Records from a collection
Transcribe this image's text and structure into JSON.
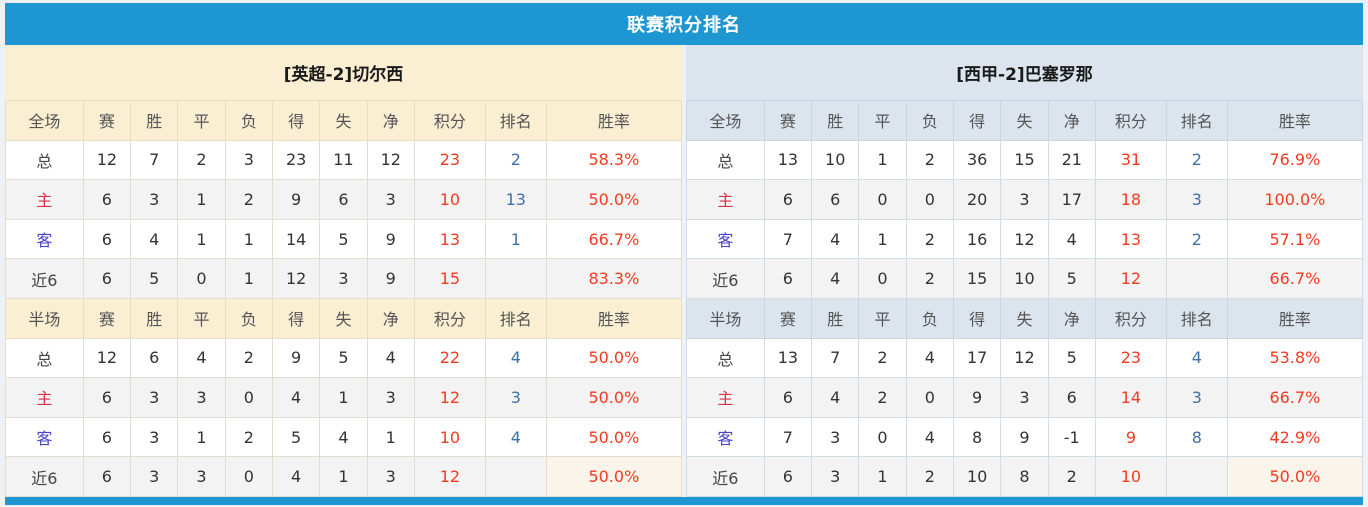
{
  "page_title": "联赛积分排名",
  "colors": {
    "accent_blue": "#1e96d2",
    "cream_header": "#faeed3",
    "blue_header": "#dce4ee",
    "points_red": "#f03b20",
    "rank_blue": "#3e71a8",
    "home_red": "#d5334c",
    "away_blue": "#4a43cc",
    "alt_row_gray": "#f3f3f3",
    "half_last_rate_bg": "#faf4ea"
  },
  "stat_headers": [
    "赛",
    "胜",
    "平",
    "负",
    "得",
    "失",
    "净",
    "积分",
    "排名",
    "胜率"
  ],
  "sections": [
    {
      "key": "full",
      "label": "全场"
    },
    {
      "key": "half",
      "label": "半场"
    }
  ],
  "teams": [
    {
      "name": "[英超-2]切尔西",
      "theme": "cream",
      "full": [
        {
          "label": "总",
          "type": "total",
          "stats": [
            "12",
            "7",
            "2",
            "3",
            "23",
            "11",
            "12"
          ],
          "points": "23",
          "rank": "2",
          "rate": "58.3%"
        },
        {
          "label": "主",
          "type": "home",
          "stats": [
            "6",
            "3",
            "1",
            "2",
            "9",
            "6",
            "3"
          ],
          "points": "10",
          "rank": "13",
          "rate": "50.0%"
        },
        {
          "label": "客",
          "type": "away",
          "stats": [
            "6",
            "4",
            "1",
            "1",
            "14",
            "5",
            "9"
          ],
          "points": "13",
          "rank": "1",
          "rate": "66.7%"
        },
        {
          "label": "近6",
          "type": "last6",
          "stats": [
            "6",
            "5",
            "0",
            "1",
            "12",
            "3",
            "9"
          ],
          "points": "15",
          "rank": "",
          "rate": "83.3%"
        }
      ],
      "half": [
        {
          "label": "总",
          "type": "total",
          "stats": [
            "12",
            "6",
            "4",
            "2",
            "9",
            "5",
            "4"
          ],
          "points": "22",
          "rank": "4",
          "rate": "50.0%"
        },
        {
          "label": "主",
          "type": "home",
          "stats": [
            "6",
            "3",
            "3",
            "0",
            "4",
            "1",
            "3"
          ],
          "points": "12",
          "rank": "3",
          "rate": "50.0%"
        },
        {
          "label": "客",
          "type": "away",
          "stats": [
            "6",
            "3",
            "1",
            "2",
            "5",
            "4",
            "1"
          ],
          "points": "10",
          "rank": "4",
          "rate": "50.0%"
        },
        {
          "label": "近6",
          "type": "last6",
          "stats": [
            "6",
            "3",
            "3",
            "0",
            "4",
            "1",
            "3"
          ],
          "points": "12",
          "rank": "",
          "rate": "50.0%"
        }
      ]
    },
    {
      "name": "[西甲-2]巴塞罗那",
      "theme": "blue",
      "full": [
        {
          "label": "总",
          "type": "total",
          "stats": [
            "13",
            "10",
            "1",
            "2",
            "36",
            "15",
            "21"
          ],
          "points": "31",
          "rank": "2",
          "rate": "76.9%"
        },
        {
          "label": "主",
          "type": "home",
          "stats": [
            "6",
            "6",
            "0",
            "0",
            "20",
            "3",
            "17"
          ],
          "points": "18",
          "rank": "3",
          "rate": "100.0%"
        },
        {
          "label": "客",
          "type": "away",
          "stats": [
            "7",
            "4",
            "1",
            "2",
            "16",
            "12",
            "4"
          ],
          "points": "13",
          "rank": "2",
          "rate": "57.1%"
        },
        {
          "label": "近6",
          "type": "last6",
          "stats": [
            "6",
            "4",
            "0",
            "2",
            "15",
            "10",
            "5"
          ],
          "points": "12",
          "rank": "",
          "rate": "66.7%"
        }
      ],
      "half": [
        {
          "label": "总",
          "type": "total",
          "stats": [
            "13",
            "7",
            "2",
            "4",
            "17",
            "12",
            "5"
          ],
          "points": "23",
          "rank": "4",
          "rate": "53.8%"
        },
        {
          "label": "主",
          "type": "home",
          "stats": [
            "6",
            "4",
            "2",
            "0",
            "9",
            "3",
            "6"
          ],
          "points": "14",
          "rank": "3",
          "rate": "66.7%"
        },
        {
          "label": "客",
          "type": "away",
          "stats": [
            "7",
            "3",
            "0",
            "4",
            "8",
            "9",
            "-1"
          ],
          "points": "9",
          "rank": "8",
          "rate": "42.9%"
        },
        {
          "label": "近6",
          "type": "last6",
          "stats": [
            "6",
            "3",
            "1",
            "2",
            "10",
            "8",
            "2"
          ],
          "points": "10",
          "rank": "",
          "rate": "50.0%"
        }
      ]
    }
  ]
}
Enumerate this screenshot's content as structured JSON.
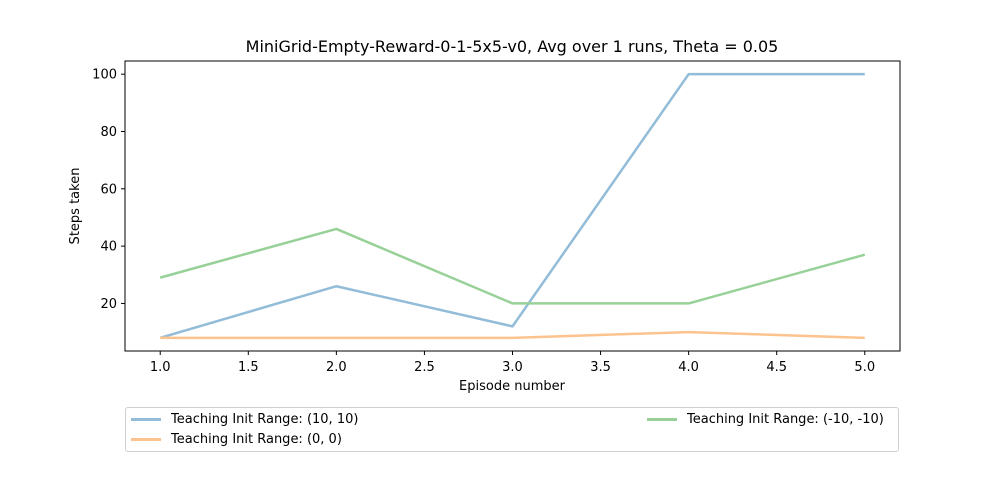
{
  "chart_data": {
    "type": "line",
    "title": "MiniGrid-Empty-Reward-0-1-5x5-v0, Avg over 1 runs, Theta = 0.05",
    "xlabel": "Episode number",
    "ylabel": "Steps taken",
    "xlim": [
      0.8,
      5.2
    ],
    "ylim": [
      3.4,
      104.6
    ],
    "xticks": [
      1.0,
      1.5,
      2.0,
      2.5,
      3.0,
      3.5,
      4.0,
      4.5,
      5.0
    ],
    "xtick_labels": [
      "1.0",
      "1.5",
      "2.0",
      "2.5",
      "3.0",
      "3.5",
      "4.0",
      "4.5",
      "5.0"
    ],
    "yticks": [
      20,
      40,
      60,
      80,
      100
    ],
    "ytick_labels": [
      "20",
      "40",
      "60",
      "80",
      "100"
    ],
    "grid": false,
    "x": [
      1,
      2,
      3,
      4,
      5
    ],
    "series": [
      {
        "name": "Teaching Init Range: (10, 10)",
        "values": [
          8,
          26,
          12,
          100,
          100
        ],
        "color": "#92bcd8"
      },
      {
        "name": "Teaching Init Range: (0, 0)",
        "values": [
          8,
          8,
          8,
          10,
          8
        ],
        "color": "#fdc38f"
      },
      {
        "name": "Teaching Init Range: (-10, -10)",
        "values": [
          29,
          46,
          20,
          20,
          37
        ],
        "color": "#98d197"
      }
    ],
    "legend_placement": "below"
  }
}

> **Stated exercise**: What is the number of lines in the data that hold the string "this"? Answer with the number only.

> **Task output**: 2